**INFORMATION PROVIDED**.
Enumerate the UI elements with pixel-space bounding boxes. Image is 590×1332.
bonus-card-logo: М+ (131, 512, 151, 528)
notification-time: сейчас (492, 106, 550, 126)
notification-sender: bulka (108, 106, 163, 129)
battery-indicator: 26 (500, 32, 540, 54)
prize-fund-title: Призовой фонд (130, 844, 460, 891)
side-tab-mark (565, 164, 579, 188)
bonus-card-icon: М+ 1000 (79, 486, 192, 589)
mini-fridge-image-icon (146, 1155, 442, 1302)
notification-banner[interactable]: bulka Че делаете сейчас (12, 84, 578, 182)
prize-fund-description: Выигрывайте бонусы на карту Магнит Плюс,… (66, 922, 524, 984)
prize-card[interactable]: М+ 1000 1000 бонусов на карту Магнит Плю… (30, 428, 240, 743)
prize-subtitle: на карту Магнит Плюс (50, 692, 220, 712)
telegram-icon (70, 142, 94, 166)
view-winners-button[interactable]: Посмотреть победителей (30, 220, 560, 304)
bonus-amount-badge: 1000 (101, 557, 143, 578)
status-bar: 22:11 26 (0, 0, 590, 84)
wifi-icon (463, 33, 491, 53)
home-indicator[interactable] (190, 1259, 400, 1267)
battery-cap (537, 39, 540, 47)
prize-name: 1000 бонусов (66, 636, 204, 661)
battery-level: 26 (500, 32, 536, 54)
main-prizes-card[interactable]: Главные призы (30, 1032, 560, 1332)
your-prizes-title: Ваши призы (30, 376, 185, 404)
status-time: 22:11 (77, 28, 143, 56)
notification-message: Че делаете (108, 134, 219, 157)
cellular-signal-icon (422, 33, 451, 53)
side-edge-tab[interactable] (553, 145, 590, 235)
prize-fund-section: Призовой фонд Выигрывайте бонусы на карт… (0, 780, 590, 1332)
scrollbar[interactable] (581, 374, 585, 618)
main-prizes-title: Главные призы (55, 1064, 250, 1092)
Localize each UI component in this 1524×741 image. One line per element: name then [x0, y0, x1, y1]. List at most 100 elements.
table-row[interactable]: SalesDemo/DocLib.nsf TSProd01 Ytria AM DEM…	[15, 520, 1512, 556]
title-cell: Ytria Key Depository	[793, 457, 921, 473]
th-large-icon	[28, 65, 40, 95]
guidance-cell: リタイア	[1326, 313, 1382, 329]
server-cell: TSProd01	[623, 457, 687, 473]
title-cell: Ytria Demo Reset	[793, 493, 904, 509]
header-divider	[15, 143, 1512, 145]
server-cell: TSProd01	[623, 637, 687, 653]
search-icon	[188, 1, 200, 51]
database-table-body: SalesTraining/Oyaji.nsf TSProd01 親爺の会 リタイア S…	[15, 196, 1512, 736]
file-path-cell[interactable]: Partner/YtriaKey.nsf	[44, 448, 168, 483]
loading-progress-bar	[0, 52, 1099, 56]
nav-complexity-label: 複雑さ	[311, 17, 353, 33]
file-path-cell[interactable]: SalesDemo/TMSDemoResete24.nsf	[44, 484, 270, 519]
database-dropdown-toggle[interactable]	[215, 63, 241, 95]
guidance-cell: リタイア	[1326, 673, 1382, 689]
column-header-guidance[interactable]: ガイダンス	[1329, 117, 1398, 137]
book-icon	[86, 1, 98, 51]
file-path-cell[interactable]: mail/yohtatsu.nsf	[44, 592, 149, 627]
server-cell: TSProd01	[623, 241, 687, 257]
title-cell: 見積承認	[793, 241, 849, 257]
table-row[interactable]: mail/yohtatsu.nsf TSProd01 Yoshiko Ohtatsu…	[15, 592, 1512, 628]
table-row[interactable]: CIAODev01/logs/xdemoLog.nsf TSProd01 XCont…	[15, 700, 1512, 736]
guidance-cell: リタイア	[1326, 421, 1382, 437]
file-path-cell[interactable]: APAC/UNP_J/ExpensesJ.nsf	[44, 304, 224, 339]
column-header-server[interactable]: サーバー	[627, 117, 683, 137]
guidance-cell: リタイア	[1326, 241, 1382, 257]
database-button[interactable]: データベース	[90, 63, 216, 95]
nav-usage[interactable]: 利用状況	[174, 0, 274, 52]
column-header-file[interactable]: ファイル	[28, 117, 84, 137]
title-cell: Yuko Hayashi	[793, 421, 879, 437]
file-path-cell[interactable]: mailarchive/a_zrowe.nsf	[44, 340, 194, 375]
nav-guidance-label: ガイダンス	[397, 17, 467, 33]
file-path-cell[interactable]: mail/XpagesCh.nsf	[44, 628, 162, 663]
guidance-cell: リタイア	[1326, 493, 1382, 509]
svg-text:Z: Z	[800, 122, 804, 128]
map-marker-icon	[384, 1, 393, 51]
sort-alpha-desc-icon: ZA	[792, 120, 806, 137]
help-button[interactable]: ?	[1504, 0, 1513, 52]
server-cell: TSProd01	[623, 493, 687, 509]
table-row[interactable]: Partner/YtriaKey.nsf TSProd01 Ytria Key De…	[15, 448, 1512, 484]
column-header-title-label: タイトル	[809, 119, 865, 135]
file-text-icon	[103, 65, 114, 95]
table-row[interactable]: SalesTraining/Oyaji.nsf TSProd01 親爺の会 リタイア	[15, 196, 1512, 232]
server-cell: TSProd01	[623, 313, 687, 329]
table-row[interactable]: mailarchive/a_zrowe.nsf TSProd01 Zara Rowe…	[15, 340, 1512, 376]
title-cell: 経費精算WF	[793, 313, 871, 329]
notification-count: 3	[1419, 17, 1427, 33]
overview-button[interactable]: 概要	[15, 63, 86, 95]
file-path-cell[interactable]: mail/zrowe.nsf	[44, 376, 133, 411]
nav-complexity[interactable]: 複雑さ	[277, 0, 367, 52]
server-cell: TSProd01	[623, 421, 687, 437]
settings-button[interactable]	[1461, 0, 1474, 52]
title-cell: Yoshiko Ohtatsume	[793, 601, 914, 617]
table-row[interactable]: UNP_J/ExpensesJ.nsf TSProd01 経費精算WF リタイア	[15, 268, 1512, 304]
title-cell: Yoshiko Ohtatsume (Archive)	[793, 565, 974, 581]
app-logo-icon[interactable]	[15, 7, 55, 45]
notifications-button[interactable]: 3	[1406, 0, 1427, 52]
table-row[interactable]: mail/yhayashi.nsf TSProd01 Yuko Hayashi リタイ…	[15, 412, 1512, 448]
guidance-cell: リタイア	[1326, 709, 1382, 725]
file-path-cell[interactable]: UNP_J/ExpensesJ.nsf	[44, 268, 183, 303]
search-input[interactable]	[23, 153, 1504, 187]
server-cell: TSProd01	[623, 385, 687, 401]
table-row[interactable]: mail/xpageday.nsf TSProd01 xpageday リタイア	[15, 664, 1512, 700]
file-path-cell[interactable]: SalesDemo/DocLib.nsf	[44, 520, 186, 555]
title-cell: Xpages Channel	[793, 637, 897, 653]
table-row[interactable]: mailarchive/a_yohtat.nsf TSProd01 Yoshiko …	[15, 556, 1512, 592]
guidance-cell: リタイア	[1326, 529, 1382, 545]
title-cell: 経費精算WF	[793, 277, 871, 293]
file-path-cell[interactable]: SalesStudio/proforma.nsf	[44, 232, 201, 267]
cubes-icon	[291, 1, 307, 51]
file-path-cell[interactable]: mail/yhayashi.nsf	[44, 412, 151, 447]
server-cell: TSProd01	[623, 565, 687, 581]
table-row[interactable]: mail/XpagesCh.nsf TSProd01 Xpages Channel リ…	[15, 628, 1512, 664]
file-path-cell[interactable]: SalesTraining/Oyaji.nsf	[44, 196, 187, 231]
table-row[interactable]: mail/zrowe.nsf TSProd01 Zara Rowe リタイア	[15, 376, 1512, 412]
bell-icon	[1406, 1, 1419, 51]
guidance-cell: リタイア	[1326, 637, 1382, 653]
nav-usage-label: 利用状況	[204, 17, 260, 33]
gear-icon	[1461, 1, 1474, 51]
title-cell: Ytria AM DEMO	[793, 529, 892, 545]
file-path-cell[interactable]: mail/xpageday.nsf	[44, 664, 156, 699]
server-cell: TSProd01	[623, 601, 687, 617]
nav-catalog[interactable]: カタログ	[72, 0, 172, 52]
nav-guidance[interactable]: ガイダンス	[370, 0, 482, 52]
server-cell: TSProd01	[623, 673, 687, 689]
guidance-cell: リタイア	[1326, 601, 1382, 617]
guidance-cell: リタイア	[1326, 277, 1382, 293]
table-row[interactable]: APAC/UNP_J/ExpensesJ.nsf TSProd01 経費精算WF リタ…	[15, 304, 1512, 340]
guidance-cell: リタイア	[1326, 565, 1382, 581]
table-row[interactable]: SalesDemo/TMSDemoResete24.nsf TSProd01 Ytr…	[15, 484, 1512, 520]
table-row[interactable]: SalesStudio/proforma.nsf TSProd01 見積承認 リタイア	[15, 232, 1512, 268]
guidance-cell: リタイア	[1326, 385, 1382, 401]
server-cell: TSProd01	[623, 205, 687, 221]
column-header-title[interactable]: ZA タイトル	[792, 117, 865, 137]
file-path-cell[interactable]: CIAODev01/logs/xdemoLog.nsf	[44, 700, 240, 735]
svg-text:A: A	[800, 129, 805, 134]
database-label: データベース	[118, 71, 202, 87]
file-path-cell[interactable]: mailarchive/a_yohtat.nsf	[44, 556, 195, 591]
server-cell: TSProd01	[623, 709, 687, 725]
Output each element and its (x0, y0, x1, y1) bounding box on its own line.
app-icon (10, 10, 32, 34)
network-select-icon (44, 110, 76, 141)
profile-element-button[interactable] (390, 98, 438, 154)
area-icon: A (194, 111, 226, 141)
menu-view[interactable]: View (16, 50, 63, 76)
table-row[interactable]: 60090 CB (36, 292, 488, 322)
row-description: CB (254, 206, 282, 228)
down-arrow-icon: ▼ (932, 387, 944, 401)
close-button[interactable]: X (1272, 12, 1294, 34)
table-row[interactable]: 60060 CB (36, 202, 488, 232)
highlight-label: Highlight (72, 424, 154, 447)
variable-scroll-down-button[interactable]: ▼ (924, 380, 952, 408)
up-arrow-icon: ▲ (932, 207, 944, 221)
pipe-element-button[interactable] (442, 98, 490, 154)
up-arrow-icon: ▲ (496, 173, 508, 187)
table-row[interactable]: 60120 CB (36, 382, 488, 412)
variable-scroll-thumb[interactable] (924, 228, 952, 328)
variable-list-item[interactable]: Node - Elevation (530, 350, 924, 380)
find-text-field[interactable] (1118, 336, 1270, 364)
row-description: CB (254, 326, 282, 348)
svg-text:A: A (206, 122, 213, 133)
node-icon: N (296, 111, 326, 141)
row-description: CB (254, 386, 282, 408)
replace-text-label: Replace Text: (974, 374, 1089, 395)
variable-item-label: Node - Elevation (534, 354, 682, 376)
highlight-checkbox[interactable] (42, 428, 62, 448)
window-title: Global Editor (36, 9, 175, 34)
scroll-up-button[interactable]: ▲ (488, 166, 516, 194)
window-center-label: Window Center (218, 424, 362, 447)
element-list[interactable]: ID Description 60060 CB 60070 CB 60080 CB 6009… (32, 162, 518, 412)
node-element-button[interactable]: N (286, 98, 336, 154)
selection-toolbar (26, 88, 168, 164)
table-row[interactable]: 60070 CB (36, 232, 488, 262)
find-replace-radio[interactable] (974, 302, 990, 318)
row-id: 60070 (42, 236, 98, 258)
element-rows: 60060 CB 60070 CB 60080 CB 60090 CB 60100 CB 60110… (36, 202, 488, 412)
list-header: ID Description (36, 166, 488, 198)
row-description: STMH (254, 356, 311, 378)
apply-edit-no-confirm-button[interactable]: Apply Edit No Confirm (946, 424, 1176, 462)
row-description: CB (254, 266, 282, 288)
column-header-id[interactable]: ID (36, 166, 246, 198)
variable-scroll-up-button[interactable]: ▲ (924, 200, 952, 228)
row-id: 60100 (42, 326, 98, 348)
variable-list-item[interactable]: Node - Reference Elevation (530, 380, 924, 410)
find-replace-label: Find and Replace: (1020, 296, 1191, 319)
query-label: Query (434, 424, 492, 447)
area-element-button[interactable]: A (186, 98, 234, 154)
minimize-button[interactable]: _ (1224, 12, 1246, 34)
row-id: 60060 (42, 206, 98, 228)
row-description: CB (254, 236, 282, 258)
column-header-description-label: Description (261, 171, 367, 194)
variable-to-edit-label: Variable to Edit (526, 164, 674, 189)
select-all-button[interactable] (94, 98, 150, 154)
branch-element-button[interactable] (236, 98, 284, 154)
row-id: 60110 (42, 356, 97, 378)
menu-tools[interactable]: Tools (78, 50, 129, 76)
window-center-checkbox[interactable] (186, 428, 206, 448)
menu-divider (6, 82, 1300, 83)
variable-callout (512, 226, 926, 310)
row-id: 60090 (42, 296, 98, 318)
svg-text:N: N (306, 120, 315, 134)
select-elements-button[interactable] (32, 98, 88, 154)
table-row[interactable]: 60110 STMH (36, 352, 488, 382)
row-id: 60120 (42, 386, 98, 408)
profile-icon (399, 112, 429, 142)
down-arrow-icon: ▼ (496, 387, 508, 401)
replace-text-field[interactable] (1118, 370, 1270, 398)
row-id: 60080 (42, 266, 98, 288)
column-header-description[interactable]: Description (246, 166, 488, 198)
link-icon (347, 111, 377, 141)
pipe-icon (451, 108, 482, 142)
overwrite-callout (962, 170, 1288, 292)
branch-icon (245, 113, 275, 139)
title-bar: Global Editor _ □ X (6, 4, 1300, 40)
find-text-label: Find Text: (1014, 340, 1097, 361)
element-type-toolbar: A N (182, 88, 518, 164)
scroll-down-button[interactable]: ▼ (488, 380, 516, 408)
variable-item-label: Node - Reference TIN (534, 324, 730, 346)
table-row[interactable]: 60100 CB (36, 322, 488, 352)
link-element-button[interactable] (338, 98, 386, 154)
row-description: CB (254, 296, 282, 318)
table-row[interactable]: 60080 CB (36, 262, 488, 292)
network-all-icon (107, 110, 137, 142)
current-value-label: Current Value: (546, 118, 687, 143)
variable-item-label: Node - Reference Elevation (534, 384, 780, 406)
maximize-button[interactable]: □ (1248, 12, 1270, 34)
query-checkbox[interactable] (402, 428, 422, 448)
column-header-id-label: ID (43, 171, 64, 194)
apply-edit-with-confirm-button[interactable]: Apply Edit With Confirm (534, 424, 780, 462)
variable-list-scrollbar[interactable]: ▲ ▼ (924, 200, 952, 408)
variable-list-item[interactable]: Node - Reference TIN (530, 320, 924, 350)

**REQUIRED TASK**. Render the records as a Markdown table with the columns Row and Entry, starting at their first line and stopping after the line that contains "battery-level: 26 (500, 32, 536, 54)". Number each line and leave out any blank ones.

**TASK RESULT**.
| Row | Entry |
|---|---|
| 1 | Enumerate the UI elements with pixel-space bounding boxes. Image is 590×1332. |
| 2 | bonus-card-logo: М+ (131, 512, 151, 528) |
| 3 | notification-time: сейчас (492, 106, 550, 126) |
| 4 | notification-sender: bulka (108, 106, 163, 129) |
| 5 | battery-indicator: 26 (500, 32, 540, 54) |
| 6 | prize-fund-title: Призовой фонд (130, 844, 460, 891) |
| 7 | side-tab-mark (565, 164, 579, 188) |
| 8 | bonus-card-icon: М+ 1000 (79, 486, 192, 589) |
| 9 | mini-fridge-image-icon (146, 1155, 442, 1302) |
| 10 | notification-banner[interactable]: bulka Че делаете сейчас (12, 84, 578, 182) |
| 11 | prize-fund-description: Выигрывайте бонусы на карту Магнит Плюс,… (66, 922, 524, 984) |
| 12 | prize-card[interactable]: М+ 1000 1000 бонусов на карту Магнит Плю… (30, 428, 240, 743) |
| 13 | prize-subtitle: на карту Магнит Плюс (50, 692, 220, 712) |
| 14 | telegram-icon (70, 142, 94, 166) |
| 15 | view-winners-button[interactable]: Посмотреть победителей (30, 220, 560, 304) |
| 16 | bonus-amount-badge: 1000 (101, 557, 143, 578) |
| 17 | status-bar: 22:11 26 (0, 0, 590, 84) |
| 18 | wifi-icon (463, 33, 491, 53) |
| 19 | home-indicator[interactable] (190, 1259, 400, 1267) |
| 20 | battery-cap (537, 39, 540, 47) |
| 21 | prize-name: 1000 бонусов (66, 636, 204, 661) |
| 22 | battery-level: 26 (500, 32, 536, 54) |